Problem description: In the entries below, count each line holding the word "inquit". Answer with the total alone.

Source material:
+++

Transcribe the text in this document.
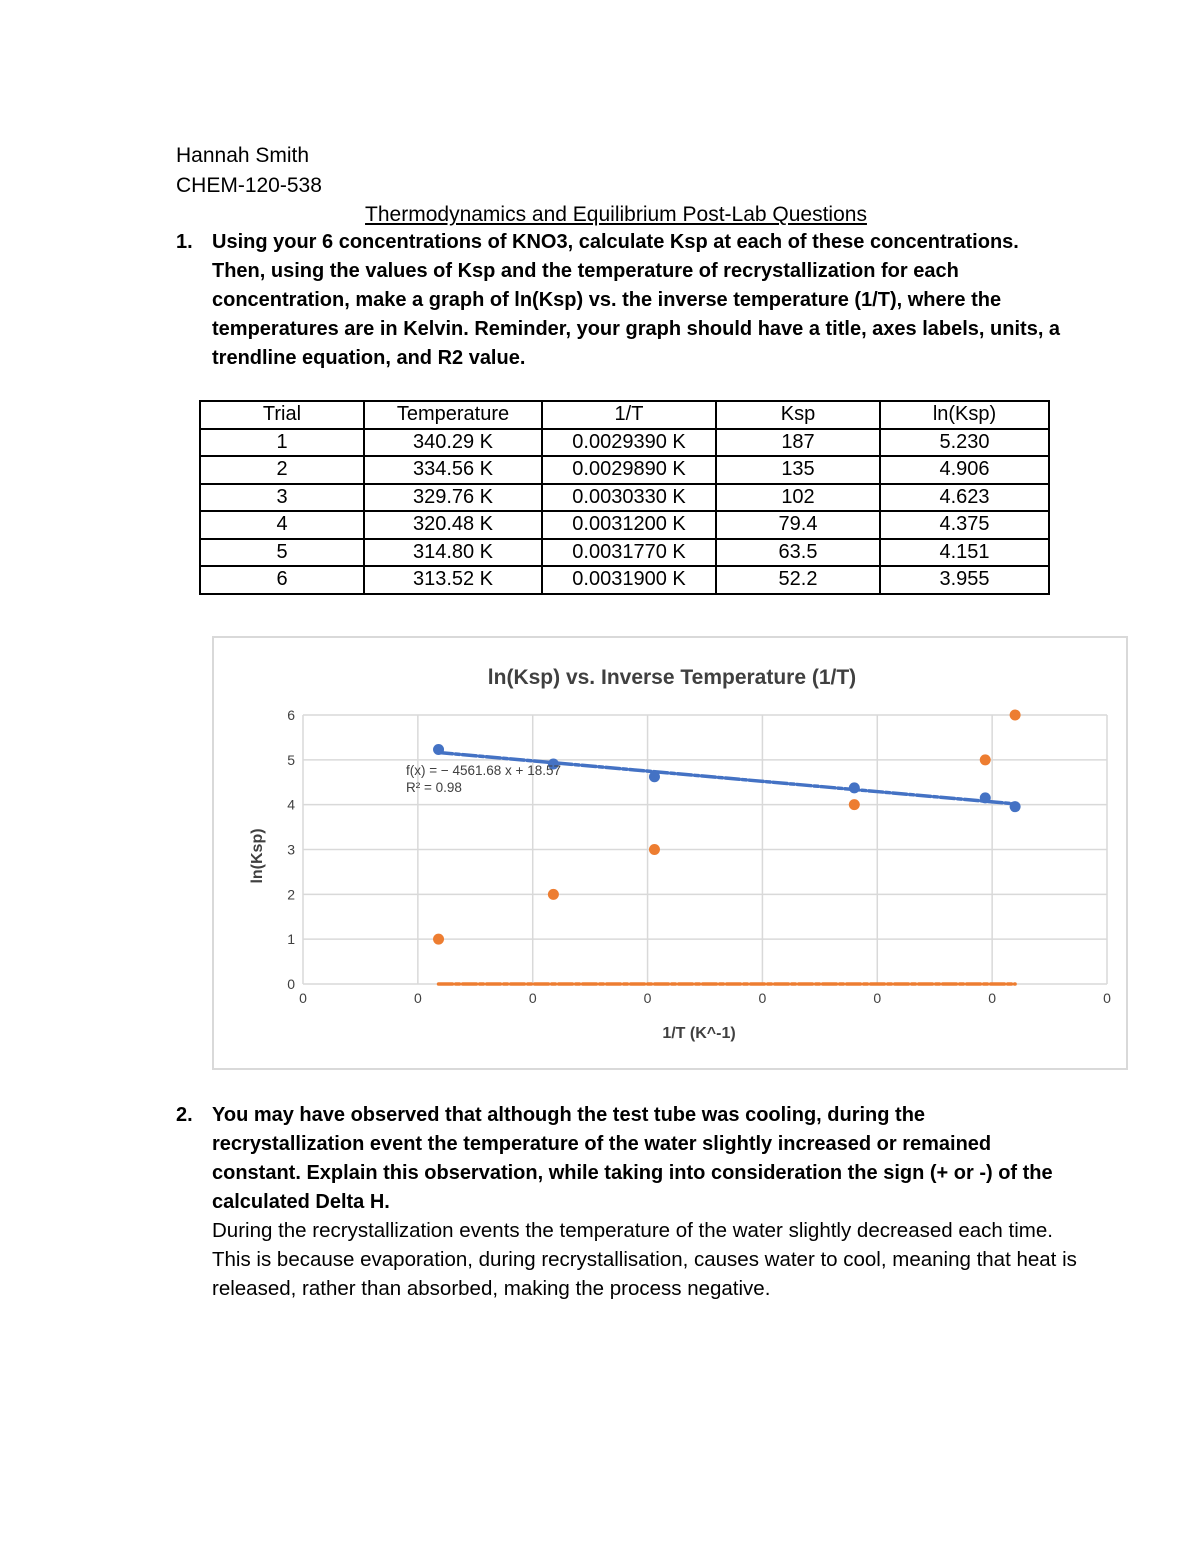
Hannah Smith
CHEM-120-538
Thermodynamics and Equilibrium Post-Lab Questions
1. Using your 6 concentrations of KNO3, calculate Ksp at each of these concentrations. Then, using the values of Ksp and the temperature of recrystallization for each concentration, make a graph of ln(Ksp) vs. the inverse temperature (1/T), where the temperatures are in Kelvin. Reminder, your graph should have a title, axes labels, units, a trendline equation, and R2 value.
Trial	Temperature	1/T	Ksp	ln(Ksp)
1	340.29 K	0.0029390 K	187	5.230
2	334.56 K	0.0029890 K	135	4.906
3	329.76 K	0.0030330 K	102	4.623
4	320.48 K	0.0031200 K	79.4	4.375
5	314.80 K	0.0031770 K	63.5	4.151
6	313.52 K	0.0031900 K	52.2	3.955
0
1
2
3
4
5
6
0	0	0	0	0	0	0	0
ln(Ksp) vs. Inverse Temperature (1/T)
ln(Ksp)
1/T (K^-1)
f(x) = − 4561.68 x + 18.57
R² = 0.98
2. You may have observed that although the test tube was cooling, during the recrystallization event the temperature of the water slightly increased or remained constant. Explain this observation, while taking into consideration the sign (+ or -) of the calculated Delta H.
During the recrystallization events the temperature of the water slightly decreased each time. This is because evaporation, during recrystallisation, causes water to cool, meaning that heat is released, rather than absorbed, making the process negative.
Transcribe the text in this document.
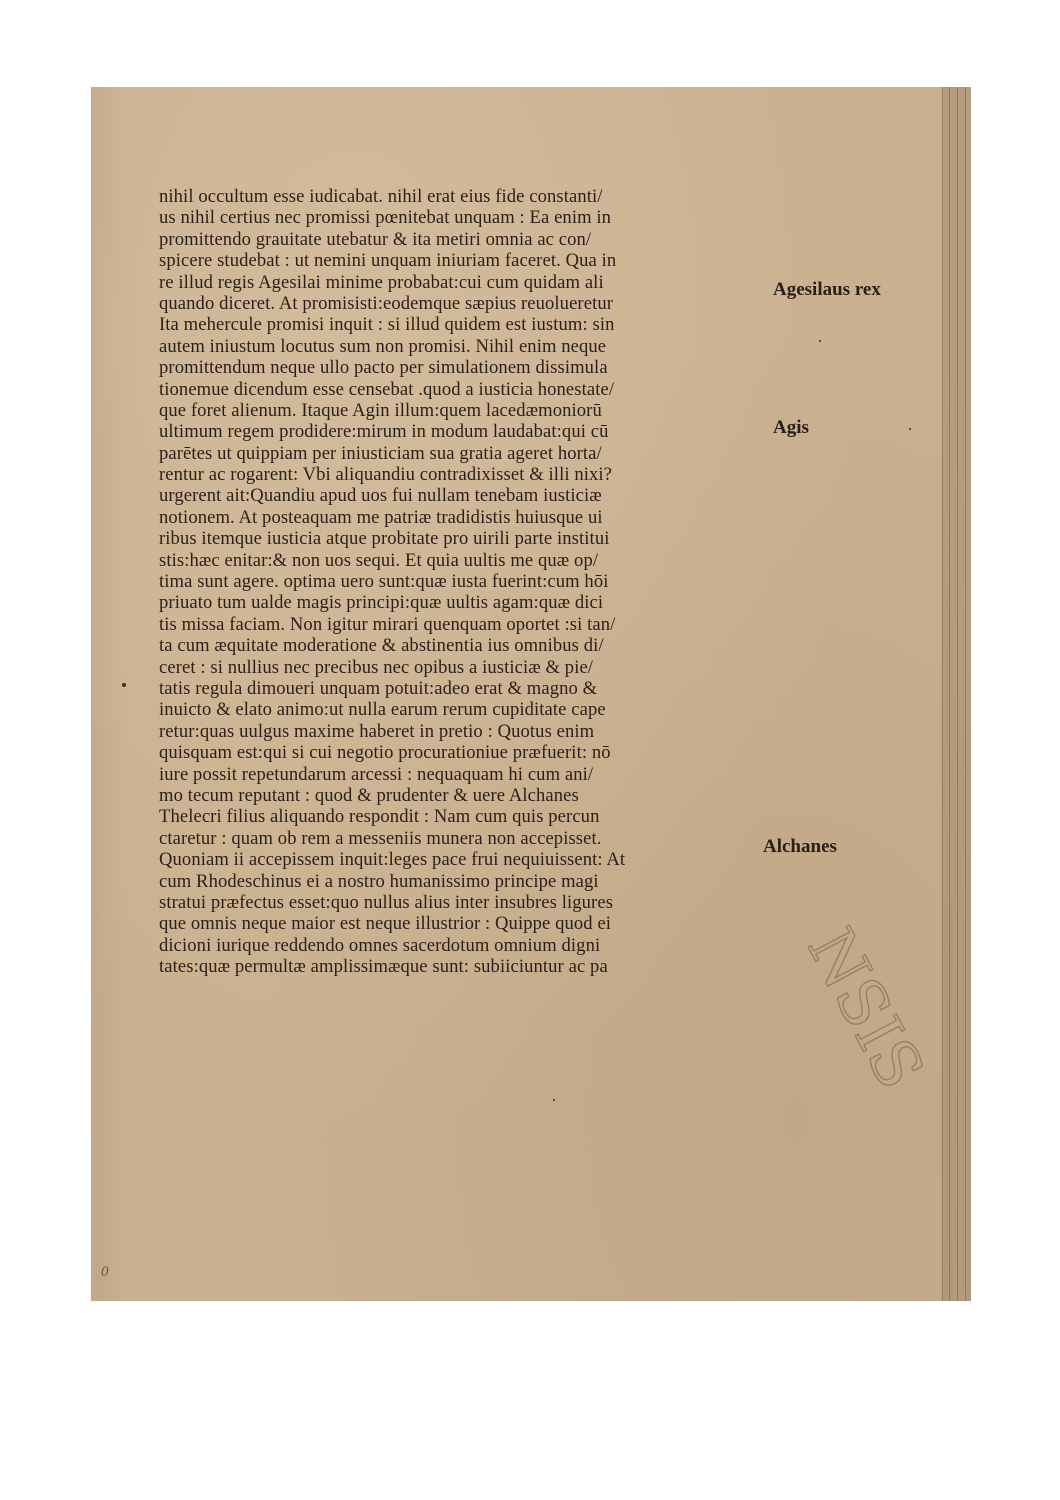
nihil occultum esse iudicabat. nihil erat eius fide constanti/
us nihil certius nec promissi pœnitebat unquam : Ea enim in
promittendo grauitate utebatur & ita metiri omnia ac con/
spicere studebat : ut nemini unquam iniuriam faceret. Qua in
re illud regis Agesilai minime probabat:cui cum quidam ali
quando diceret. At promisisti:eodemque sæpius reuolueretur
Ita mehercule promisi inquit : si illud quidem est iustum: sin
autem iniustum locutus sum non promisi. Nihil enim neque
promittendum neque ullo pacto per simulationem dissimula
tionemue dicendum esse censebat .quod a iusticia honestate/
que foret alienum. Itaque Agin illum:quem lacedæmoniorū
ultimum regem prodidere:mirum in modum laudabat:qui cū
parētes ut quippiam per iniusticiam sua gratia ageret horta/
rentur ac rogarent: Vbi aliquandiu contradixisset & illi nixi?
urgerent ait:Quandiu apud uos fui nullam tenebam iusticiæ
notionem. At posteaquam me patriæ tradidistis huiusque ui
ribus itemque iusticia atque probitate pro uirili parte institui
stis:hæc enitar:& non uos sequi. Et quia uultis me quæ op/
tima sunt agere. optima uero sunt:quæ iusta fuerint:cum hōi
priuato tum ualde magis principi:quæ uultis agam:quæ dici
tis missa faciam. Non igitur mirari quenquam oportet :si tan/
ta cum æquitate moderatione & abstinentia ius omnibus di/
ceret : si nullius nec precibus nec opibus a iusticiæ & pie/
tatis regula dimoueri unquam potuit:adeo erat & magno &
inuicto & elato animo:ut nulla earum rerum cupiditate cape
retur:quas uulgus maxime haberet in pretio : Quotus enim
quisquam est:qui si cui negotio procurationiue præfuerit: nō
iure possit repetundarum arcessi : nequaquam hi cum ani/
mo tecum reputant : quod & prudenter & uere Alchanes
Thelecri filius aliquando respondit : Nam cum quis percun
ctaretur : quam ob rem a messeniis munera non accepisset.
Quoniam ii accepissem inquit:leges pace frui nequiuissent: At
cum Rhodeschinus ei a nostro humanissimo principe magi
stratui præfectus esset:quo nullus alius inter insubres ligures
que omnis neque maior est neque illustrior : Quippe quod ei
dicioni iurique reddendo omnes sacerdotum omnium digni
tates:quæ permultæ amplissimæque sunt: subiiciuntur ac pa
Agesilaus rex
Agis
Alchanes
NSIS
0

+++

Response for this exercise: 2